(Given request)
Reply with one number only: the count of lines below that contain the word "grid".
== Listed records
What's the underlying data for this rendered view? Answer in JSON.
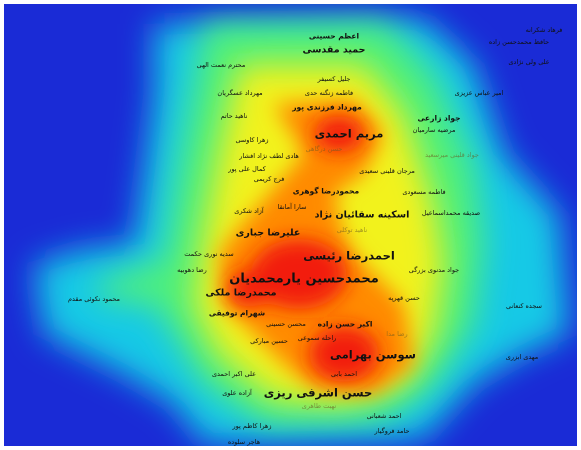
{
  "density_colors": [
    "#1a2bd6",
    "#19c9e6",
    "#4ff07a",
    "#f2f21a",
    "#ff8a00",
    "#f21c0c"
  ],
  "labels": [
    {
      "text": "فرهاد شکرانه",
      "size": 1
    },
    {
      "text": "حافظ محمدحسن زاده",
      "size": 1
    },
    {
      "text": "علی ولی نژادی",
      "size": 1
    },
    {
      "text": "اعظم حسینی",
      "size": 2
    },
    {
      "text": "حمید مقدسی",
      "size": 3
    },
    {
      "text": "محترم نعمت الهی",
      "size": 1
    },
    {
      "text": "جلیل کسیفر",
      "size": 1
    },
    {
      "text": "مهرداد عسگریان",
      "size": 1
    },
    {
      "text": "فاطمه زنگنه حدی",
      "size": 1
    },
    {
      "text": "امیر عباس عزیزی",
      "size": 1
    },
    {
      "text": "مهرداد فرزندی پور",
      "size": 2
    },
    {
      "text": "جواد زارعی",
      "size": 2
    },
    {
      "text": "ناهید حاتم",
      "size": 1
    },
    {
      "text": "مرضیه سارمیان",
      "size": 1
    },
    {
      "text": "زهرا کاوسی",
      "size": 1
    },
    {
      "text": "مریم احمدی",
      "size": 4
    },
    {
      "text": "حسن درگاهی",
      "size": 1,
      "faint": true
    },
    {
      "text": "جواد قلینی میرسعید",
      "size": 1,
      "faint": true
    },
    {
      "text": "هادی لطف نژاد افشار",
      "size": 1
    },
    {
      "text": "مرجان قلینی سعیدی",
      "size": 1
    },
    {
      "text": "کمال علی پور",
      "size": 1
    },
    {
      "text": "فرج کریمی",
      "size": 1
    },
    {
      "text": "محمودرضا گوهری",
      "size": 2
    },
    {
      "text": "فاطمه مسعودی",
      "size": 1
    },
    {
      "text": "سارا آمانقا",
      "size": 1
    },
    {
      "text": "آزاد شکری",
      "size": 1
    },
    {
      "text": "اسکینه سقائیان نژاد",
      "size": 3
    },
    {
      "text": "صدیقه محمداسماعیل",
      "size": 1
    },
    {
      "text": "ناهید توکلی",
      "size": 1,
      "faint": true
    },
    {
      "text": "علیرضا جباری",
      "size": 3
    },
    {
      "text": "سدیه نوری حکمت",
      "size": 1
    },
    {
      "text": "احمدرضا رئیسی",
      "size": 4
    },
    {
      "text": "رضا دهوبیه",
      "size": 1
    },
    {
      "text": "جواد مدنوی بزرگی",
      "size": 1
    },
    {
      "text": "محمدحسین یارمحمدیان",
      "size": 5
    },
    {
      "text": "محمود نکوئی مقدم",
      "size": 1
    },
    {
      "text": "محمدرضا ملکی",
      "size": 3
    },
    {
      "text": "حسن قهرپه",
      "size": 1
    },
    {
      "text": "سجده کنعانی",
      "size": 1
    },
    {
      "text": "شهرام توفیقی",
      "size": 2
    },
    {
      "text": "محسن حسینی",
      "size": 1
    },
    {
      "text": "اکبر حسن زاده",
      "size": 2
    },
    {
      "text": "راحله سموعی",
      "size": 1
    },
    {
      "text": "حسین مبارکی",
      "size": 1
    },
    {
      "text": "رضا مدا",
      "size": 1,
      "faint": true
    },
    {
      "text": "سوسن بهرامی",
      "size": 4
    },
    {
      "text": "مهدی ابزری",
      "size": 1
    },
    {
      "text": "علی اکبر احمدی",
      "size": 1
    },
    {
      "text": "احمد بابی",
      "size": 1
    },
    {
      "text": "آزاده علوی",
      "size": 1
    },
    {
      "text": "حسن اشرفی ریزی",
      "size": 4
    },
    {
      "text": "نهبت طاهری",
      "size": 1,
      "faint": true
    },
    {
      "text": "احمد شعبانی",
      "size": 1
    },
    {
      "text": "زهرا کاظم پور",
      "size": 1
    },
    {
      "text": "حامد فروگیار",
      "size": 1
    },
    {
      "text": "هاجر سلوده",
      "size": 1
    }
  ]
}
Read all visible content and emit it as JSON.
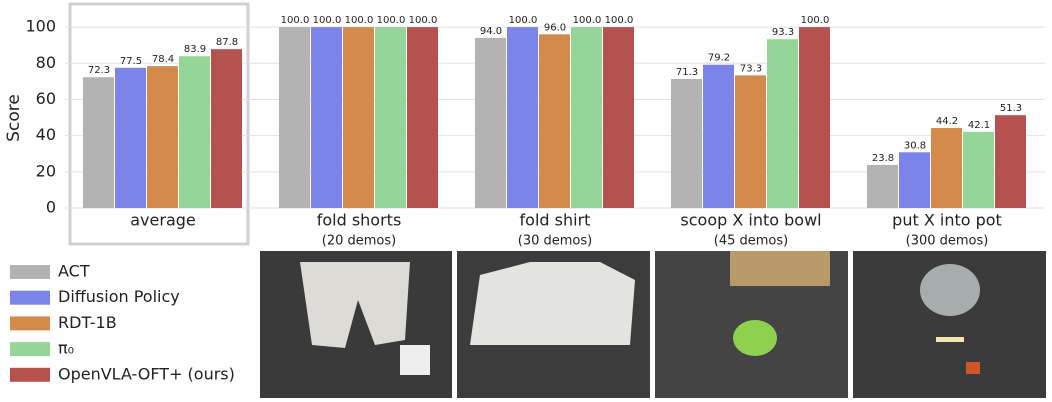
{
  "chart_data": {
    "type": "bar",
    "ylabel": "Score",
    "categories": [
      "average",
      "fold shorts",
      "fold shirt",
      "scoop X into bowl",
      "put X into pot"
    ],
    "category_notes": [
      null,
      "(20 demos)",
      "(30 demos)",
      "(45 demos)",
      "(300 demos)"
    ],
    "series": [
      {
        "name": "ACT",
        "color": "#b3b3b3",
        "values": [
          72.3,
          100,
          94,
          71.3,
          23.8
        ],
        "value_labels": [
          "72.3",
          "100.0",
          "94.0",
          "71.3",
          "23.8"
        ]
      },
      {
        "name": "Diffusion Policy",
        "color": "#7b84e9",
        "values": [
          77.5,
          100,
          100,
          79.2,
          30.8
        ],
        "value_labels": [
          "77.5",
          "100.0",
          "100.0",
          "79.2",
          "30.8"
        ]
      },
      {
        "name": "RDT-1B",
        "color": "#d48a4b",
        "values": [
          78.4,
          100,
          96,
          73.3,
          44.2
        ],
        "value_labels": [
          "78.4",
          "100.0",
          "96.0",
          "73.3",
          "44.2"
        ]
      },
      {
        "name": "π₀",
        "color": "#96d598",
        "values": [
          83.9,
          100,
          100,
          93.3,
          42.1
        ],
        "value_labels": [
          "83.9",
          "100.0",
          "100.0",
          "93.3",
          "42.1"
        ]
      },
      {
        "name": "OpenVLA-OFT+ (ours)",
        "color": "#b5514f",
        "values": [
          87.8,
          100,
          100,
          100,
          51.3
        ],
        "value_labels": [
          "87.8",
          "100.0",
          "100.0",
          "100.0",
          "51.3"
        ]
      }
    ],
    "ylim": [
      0,
      110
    ],
    "yticks": [
      0,
      20,
      40,
      60,
      80,
      100
    ],
    "grid": true
  }
}
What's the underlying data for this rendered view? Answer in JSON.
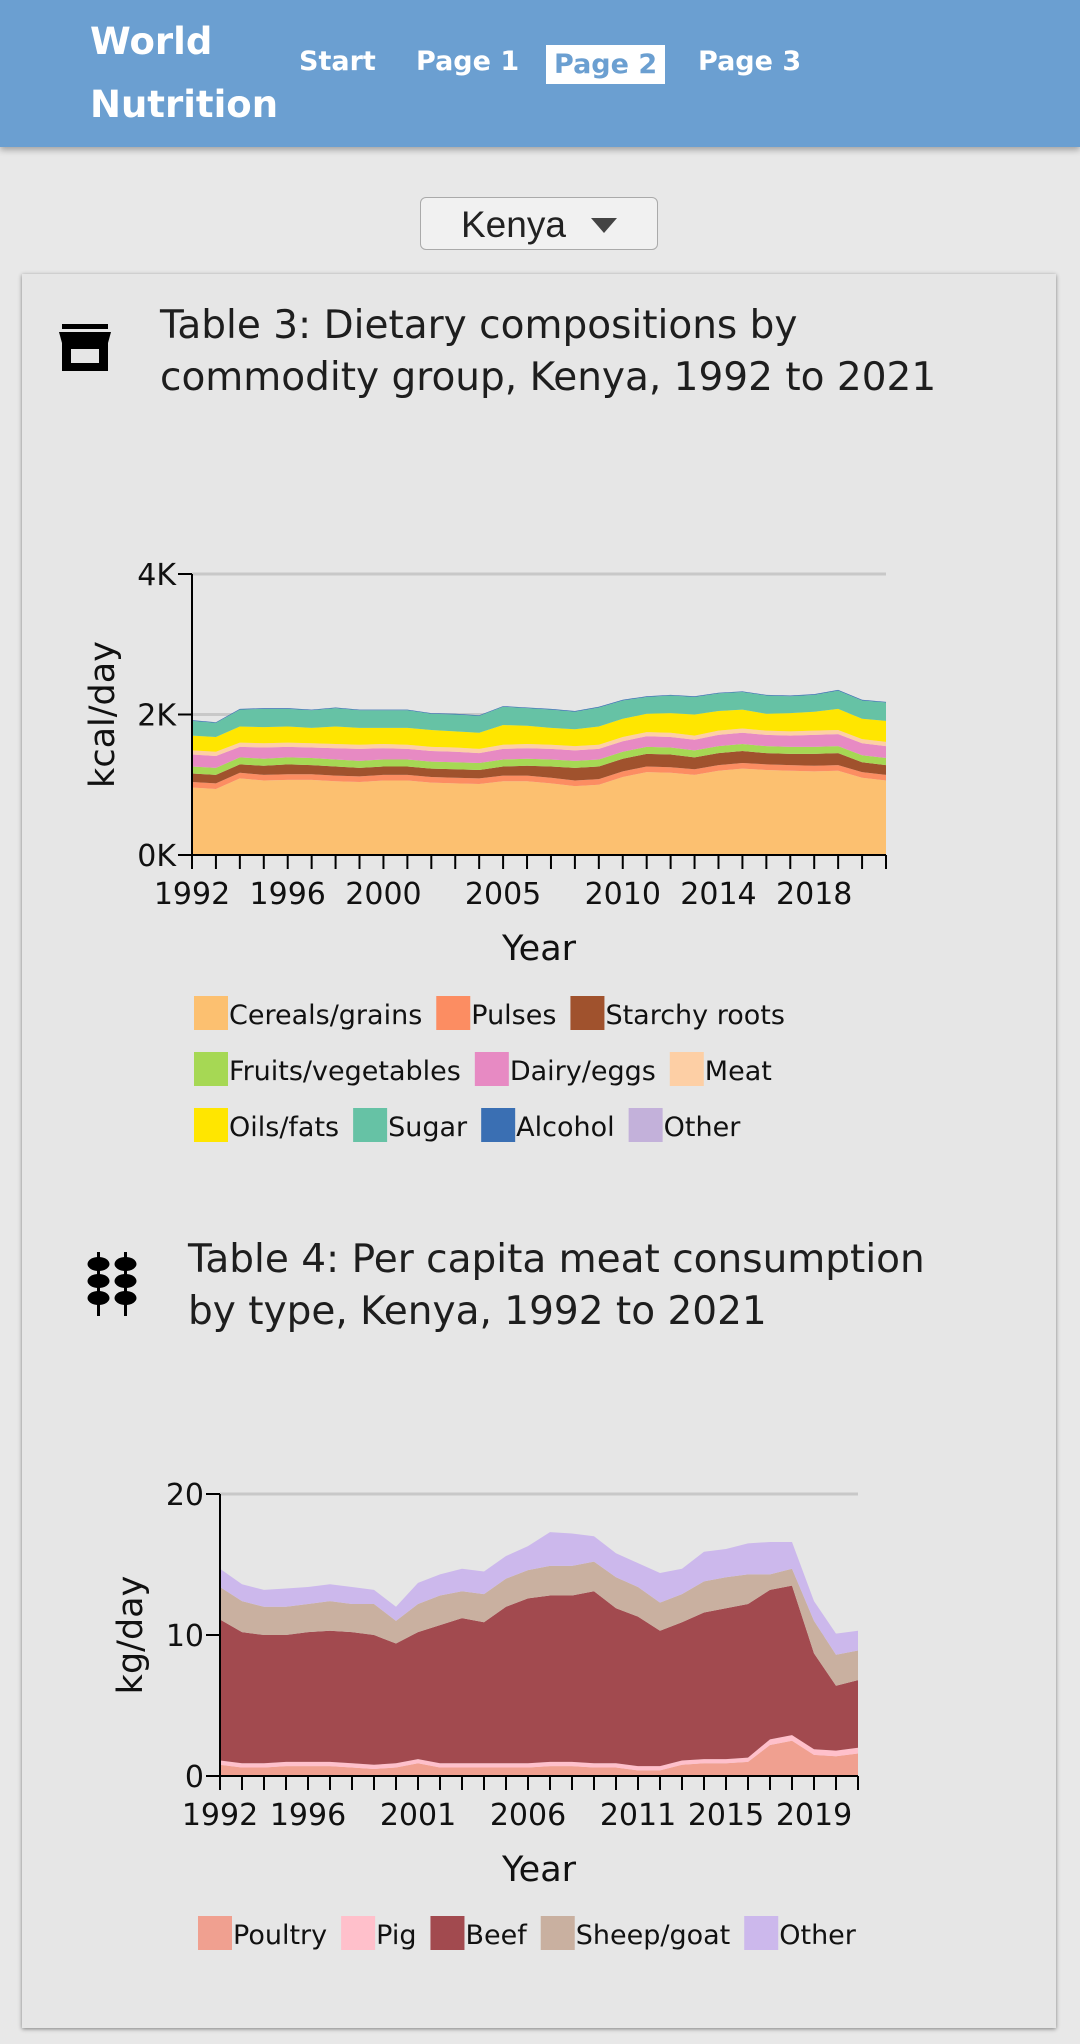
{
  "header": {
    "brand_line1": "World",
    "brand_line2": "Nutrition",
    "nav": [
      "Start",
      "Page 1",
      "Page 2",
      "Page 3"
    ],
    "active_nav": "Page 2"
  },
  "country_select": {
    "value": "Kenya"
  },
  "icons": {
    "table3": "store-icon",
    "table4": "meat-skewer-icon"
  },
  "table3": {
    "title_line1": "Table 3: Dietary compositions by",
    "title_line2": "commodity group, Kenya, 1992 to 2021"
  },
  "table4": {
    "title_line1": "Table 4: Per capita meat consumption",
    "title_line2": "by type, Kenya, 1992 to 2021"
  },
  "chart_data": [
    {
      "type": "area",
      "stacked": true,
      "xlabel": "Year",
      "ylabel": "kcal/day",
      "ylim": [
        0,
        4000
      ],
      "yticks": [
        0,
        2000,
        4000
      ],
      "ytick_labels": [
        "0K",
        "2K",
        "4K"
      ],
      "xticks": [
        1992,
        1996,
        2000,
        2005,
        2010,
        2014,
        2018
      ],
      "grid": "horizontal",
      "legend_position": "bottom",
      "x": [
        1992,
        1993,
        1994,
        1995,
        1996,
        1997,
        1998,
        1999,
        2000,
        2001,
        2002,
        2003,
        2004,
        2005,
        2006,
        2007,
        2008,
        2009,
        2010,
        2011,
        2012,
        2013,
        2014,
        2015,
        2016,
        2017,
        2018,
        2019,
        2020,
        2021
      ],
      "series": [
        {
          "name": "Cereals/grains",
          "color": "#fcc070",
          "values": [
            960,
            940,
            1090,
            1060,
            1070,
            1070,
            1050,
            1040,
            1060,
            1060,
            1030,
            1020,
            1010,
            1050,
            1050,
            1020,
            980,
            1000,
            1110,
            1180,
            1170,
            1140,
            1200,
            1230,
            1210,
            1200,
            1190,
            1200,
            1100,
            1060
          ]
        },
        {
          "name": "Pulses",
          "color": "#fc8d62",
          "values": [
            80,
            80,
            80,
            80,
            80,
            80,
            80,
            80,
            80,
            80,
            80,
            80,
            80,
            80,
            80,
            80,
            80,
            80,
            80,
            80,
            80,
            80,
            80,
            80,
            80,
            80,
            80,
            80,
            80,
            80
          ]
        },
        {
          "name": "Starchy roots",
          "color": "#a0522d",
          "values": [
            120,
            120,
            120,
            130,
            140,
            130,
            130,
            120,
            120,
            120,
            120,
            120,
            120,
            130,
            140,
            160,
            180,
            180,
            180,
            180,
            180,
            170,
            170,
            170,
            160,
            160,
            170,
            170,
            140,
            140
          ]
        },
        {
          "name": "Fruits/vegetables",
          "color": "#a6d854",
          "values": [
            100,
            100,
            100,
            100,
            100,
            100,
            100,
            100,
            100,
            100,
            100,
            100,
            100,
            100,
            100,
            100,
            100,
            100,
            100,
            100,
            100,
            100,
            100,
            100,
            100,
            100,
            100,
            100,
            100,
            100
          ]
        },
        {
          "name": "Dairy/eggs",
          "color": "#e78ac3",
          "values": [
            170,
            170,
            150,
            160,
            150,
            150,
            160,
            170,
            160,
            150,
            150,
            150,
            140,
            150,
            150,
            150,
            150,
            150,
            150,
            150,
            150,
            150,
            160,
            160,
            160,
            160,
            170,
            170,
            170,
            170
          ]
        },
        {
          "name": "Meat",
          "color": "#fdcfa5",
          "values": [
            60,
            60,
            60,
            60,
            60,
            60,
            60,
            60,
            60,
            60,
            60,
            60,
            60,
            60,
            60,
            60,
            60,
            60,
            60,
            60,
            60,
            60,
            60,
            60,
            60,
            60,
            60,
            60,
            60,
            60
          ]
        },
        {
          "name": "Oils/fats",
          "color": "#ffe600",
          "values": [
            210,
            210,
            230,
            230,
            230,
            220,
            250,
            240,
            230,
            240,
            240,
            230,
            230,
            280,
            260,
            240,
            240,
            260,
            260,
            260,
            280,
            300,
            280,
            270,
            240,
            260,
            270,
            300,
            290,
            300
          ]
        },
        {
          "name": "Sugar",
          "color": "#66c2a5",
          "values": [
            210,
            200,
            240,
            260,
            250,
            250,
            260,
            250,
            250,
            250,
            230,
            240,
            240,
            260,
            250,
            260,
            250,
            270,
            260,
            240,
            250,
            250,
            250,
            250,
            260,
            240,
            240,
            260,
            260,
            260
          ]
        },
        {
          "name": "Alcohol",
          "color": "#3a6fb3",
          "values": [
            10,
            10,
            10,
            10,
            10,
            10,
            10,
            10,
            10,
            10,
            10,
            10,
            10,
            10,
            10,
            10,
            10,
            10,
            10,
            10,
            10,
            10,
            10,
            10,
            10,
            10,
            10,
            10,
            10,
            10
          ]
        },
        {
          "name": "Other",
          "color": "#c3b1da",
          "values": [
            0,
            0,
            0,
            0,
            0,
            0,
            0,
            0,
            0,
            0,
            0,
            0,
            0,
            0,
            0,
            0,
            0,
            0,
            0,
            0,
            0,
            0,
            0,
            0,
            0,
            0,
            0,
            0,
            0,
            0
          ]
        }
      ]
    },
    {
      "type": "area",
      "stacked": true,
      "xlabel": "Year",
      "ylabel": "kg/day",
      "ylim": [
        0,
        20
      ],
      "yticks": [
        0,
        10,
        20
      ],
      "xticks": [
        1992,
        1996,
        2001,
        2006,
        2011,
        2015,
        2019
      ],
      "grid": "horizontal",
      "legend_position": "bottom",
      "x": [
        1992,
        1993,
        1994,
        1995,
        1996,
        1997,
        1998,
        1999,
        2000,
        2001,
        2002,
        2003,
        2004,
        2005,
        2006,
        2007,
        2008,
        2009,
        2010,
        2011,
        2012,
        2013,
        2014,
        2015,
        2016,
        2017,
        2018,
        2019,
        2020,
        2021
      ],
      "series": [
        {
          "name": "Poultry",
          "color": "#f0a090",
          "values": [
            0.8,
            0.6,
            0.6,
            0.7,
            0.7,
            0.7,
            0.6,
            0.5,
            0.6,
            0.9,
            0.6,
            0.6,
            0.6,
            0.6,
            0.6,
            0.7,
            0.7,
            0.6,
            0.6,
            0.4,
            0.4,
            0.8,
            0.9,
            0.9,
            1.0,
            2.2,
            2.5,
            1.5,
            1.4,
            1.6
          ]
        },
        {
          "name": "Pig",
          "color": "#ffc0cb",
          "values": [
            0.3,
            0.3,
            0.3,
            0.3,
            0.3,
            0.3,
            0.3,
            0.3,
            0.3,
            0.3,
            0.3,
            0.3,
            0.3,
            0.3,
            0.3,
            0.3,
            0.3,
            0.3,
            0.3,
            0.3,
            0.3,
            0.3,
            0.3,
            0.3,
            0.3,
            0.4,
            0.4,
            0.4,
            0.4,
            0.4
          ]
        },
        {
          "name": "Beef",
          "color": "#a24a4f",
          "values": [
            10.0,
            9.3,
            9.1,
            9.0,
            9.2,
            9.3,
            9.3,
            9.2,
            8.5,
            9.0,
            9.8,
            10.3,
            10.0,
            11.1,
            11.7,
            11.8,
            11.8,
            12.2,
            11.0,
            10.6,
            9.6,
            9.8,
            10.4,
            10.7,
            10.9,
            10.6,
            10.6,
            6.8,
            4.6,
            4.8
          ]
        },
        {
          "name": "Sheep/goat",
          "color": "#c9b0a0",
          "values": [
            2.3,
            2.2,
            2.0,
            2.0,
            2.0,
            2.1,
            2.0,
            2.2,
            1.6,
            2.0,
            2.1,
            1.9,
            2.0,
            2.0,
            2.0,
            2.1,
            2.1,
            2.1,
            2.2,
            2.1,
            2.0,
            2.0,
            2.2,
            2.2,
            2.1,
            1.1,
            1.2,
            2.3,
            2.2,
            2.1
          ]
        },
        {
          "name": "Other",
          "color": "#ccb8ec",
          "values": [
            1.3,
            1.2,
            1.2,
            1.3,
            1.2,
            1.2,
            1.2,
            1.0,
            1.0,
            1.5,
            1.5,
            1.6,
            1.6,
            1.6,
            1.7,
            2.4,
            2.3,
            1.8,
            1.7,
            1.7,
            2.1,
            1.8,
            2.1,
            2.0,
            2.2,
            2.3,
            1.9,
            1.4,
            1.5,
            1.4
          ]
        }
      ]
    }
  ]
}
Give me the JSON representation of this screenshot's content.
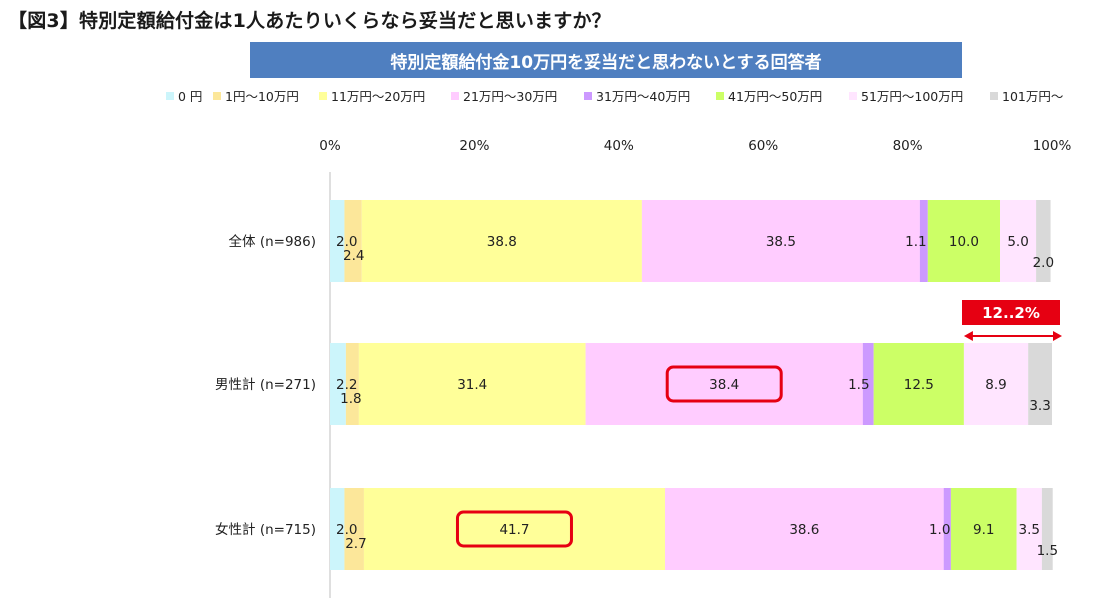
{
  "figure_title": "【図3】特別定額給付金は1人あたりいくらなら妥当だと思いますか？",
  "subtitle": "特別定額給付金10万円を妥当だと思わないとする回答者",
  "colors": {
    "banner": "#4f7fc0",
    "highlight": "#e60012",
    "series": [
      "#ccf5fb",
      "#fce79a",
      "#ffff99",
      "#ffccff",
      "#cc99ff",
      "#ccff66",
      "#ffe5ff",
      "#d9d9d9"
    ]
  },
  "annotation": {
    "label": "12..2%",
    "row": 1,
    "from_series": 6,
    "to_series": 7
  },
  "highlights": [
    {
      "row": 1,
      "series": 3
    },
    {
      "row": 2,
      "series": 2
    }
  ],
  "chart_data": {
    "type": "bar",
    "orientation": "horizontal",
    "stacked": true,
    "percent_axis": true,
    "categories": [
      "全体 (n=986)",
      "男性計 (n=271)",
      "女性計 (n=715)"
    ],
    "xlim": [
      0,
      100
    ],
    "xticks": [
      "0%",
      "20%",
      "40%",
      "60%",
      "80%",
      "100%"
    ],
    "legend_position": "top",
    "grid": false,
    "series": [
      {
        "name": "0 円",
        "values": [
          2.0,
          2.2,
          2.0
        ]
      },
      {
        "name": "1円～10万円",
        "values": [
          2.4,
          1.8,
          2.7
        ]
      },
      {
        "name": "11万円～20万円",
        "values": [
          38.8,
          31.4,
          41.7
        ]
      },
      {
        "name": "21万円～30万円",
        "values": [
          38.5,
          38.4,
          38.6
        ]
      },
      {
        "name": "31万円～40万円",
        "values": [
          1.1,
          1.5,
          1.0
        ]
      },
      {
        "name": "41万円～50万円",
        "values": [
          10.0,
          12.5,
          9.1
        ]
      },
      {
        "name": "51万円～100万円",
        "values": [
          5.0,
          8.9,
          3.5
        ]
      },
      {
        "name": "101万円～",
        "values": [
          2.0,
          3.3,
          1.5
        ]
      }
    ]
  }
}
====
(Output for this exercise)
4